─── EXCERPT PROVIDED

From cost centre to growth engine
Aging populations threaten fiscal balance, but prevention and precision care can turn marginal costs into productivity gains. The dividend arises when health systems reduce avoidable admissions and employers keep older workers productive with targeted benefits and flexible roles.
| Lever | Evidence of benefit | Business model |
|---|---|---|
| Preventive screenings, GLP-1 and cardio-renal protocols | 10–20% fewer costly events | Value-based benefits; insurer incentives |
| Remote monitoring, hospital-at-home | Shorter stays; lower readmissions | Device + care bundles; shared savings |
| Cognitive & mobility programs | Reduced disability claims; longer tenure | Employer wellness tied to KPI bonuses |
| Longevity finance products | Annuities, pooled risk, LDI | Pension solvency, retiree income stability |
The productization of prevention
Canada can lead in bundling devices, coaching, and pharmacy protocols with financing. Think mortgage-style health products: fixed monthly payments for prevention kits and digital check-ins, underpinned by outcomes-based contracts with payers and employers.

──────
─── DATASET CONTENT

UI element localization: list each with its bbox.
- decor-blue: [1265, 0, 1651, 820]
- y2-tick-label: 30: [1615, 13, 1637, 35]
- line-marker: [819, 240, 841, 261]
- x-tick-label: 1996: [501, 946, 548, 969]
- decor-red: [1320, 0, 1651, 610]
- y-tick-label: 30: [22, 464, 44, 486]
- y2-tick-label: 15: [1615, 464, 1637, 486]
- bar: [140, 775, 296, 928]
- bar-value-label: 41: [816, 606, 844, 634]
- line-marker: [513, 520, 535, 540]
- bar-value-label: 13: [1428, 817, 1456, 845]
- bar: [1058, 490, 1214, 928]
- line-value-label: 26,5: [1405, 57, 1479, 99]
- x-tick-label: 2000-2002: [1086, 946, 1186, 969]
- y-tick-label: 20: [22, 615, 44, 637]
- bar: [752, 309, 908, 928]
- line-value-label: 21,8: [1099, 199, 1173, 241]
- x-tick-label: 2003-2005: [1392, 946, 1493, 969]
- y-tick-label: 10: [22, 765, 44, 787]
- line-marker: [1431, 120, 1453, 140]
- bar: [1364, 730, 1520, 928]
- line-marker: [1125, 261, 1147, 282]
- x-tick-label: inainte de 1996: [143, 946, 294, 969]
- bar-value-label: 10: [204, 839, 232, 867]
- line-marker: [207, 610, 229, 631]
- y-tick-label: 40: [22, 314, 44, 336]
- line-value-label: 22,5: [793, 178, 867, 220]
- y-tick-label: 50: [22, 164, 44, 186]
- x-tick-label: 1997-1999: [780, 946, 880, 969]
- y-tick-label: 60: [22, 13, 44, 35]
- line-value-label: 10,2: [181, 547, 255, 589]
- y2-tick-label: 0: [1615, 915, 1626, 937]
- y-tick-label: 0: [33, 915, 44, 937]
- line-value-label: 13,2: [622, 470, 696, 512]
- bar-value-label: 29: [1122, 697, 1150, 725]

──────

PROBLEMS TO SOLVE
1: Quote the excerpt on health care as a growth engine, starting with "From cost centre" and going on through "and flexible roles.".
2: Summarize the excerpt on health care as a growth engine in two sentences.

REPLIES
1:
From cost centre to growth engine
Aging populations threaten fiscal balance, but prevention and precision care can turn marginal costs into productivity gains. The dividend arises when health systems reduce avoidable admissions and employers keep older workers productive with targeted benefits and flexible roles.

2: Aging populations threaten fiscal balance, but prevention and precision care can turn marginal costs into productivity gains when health systems reduce avoidable admissions and employers keep older workers productive with targeted benefits and flexible roles. Canada can lead in bundling devices, coaching, and pharmacy protocols with financing, such as mortgage-style health products with fixed monthly payments underpinned by outcomes-based contracts with payers and employers.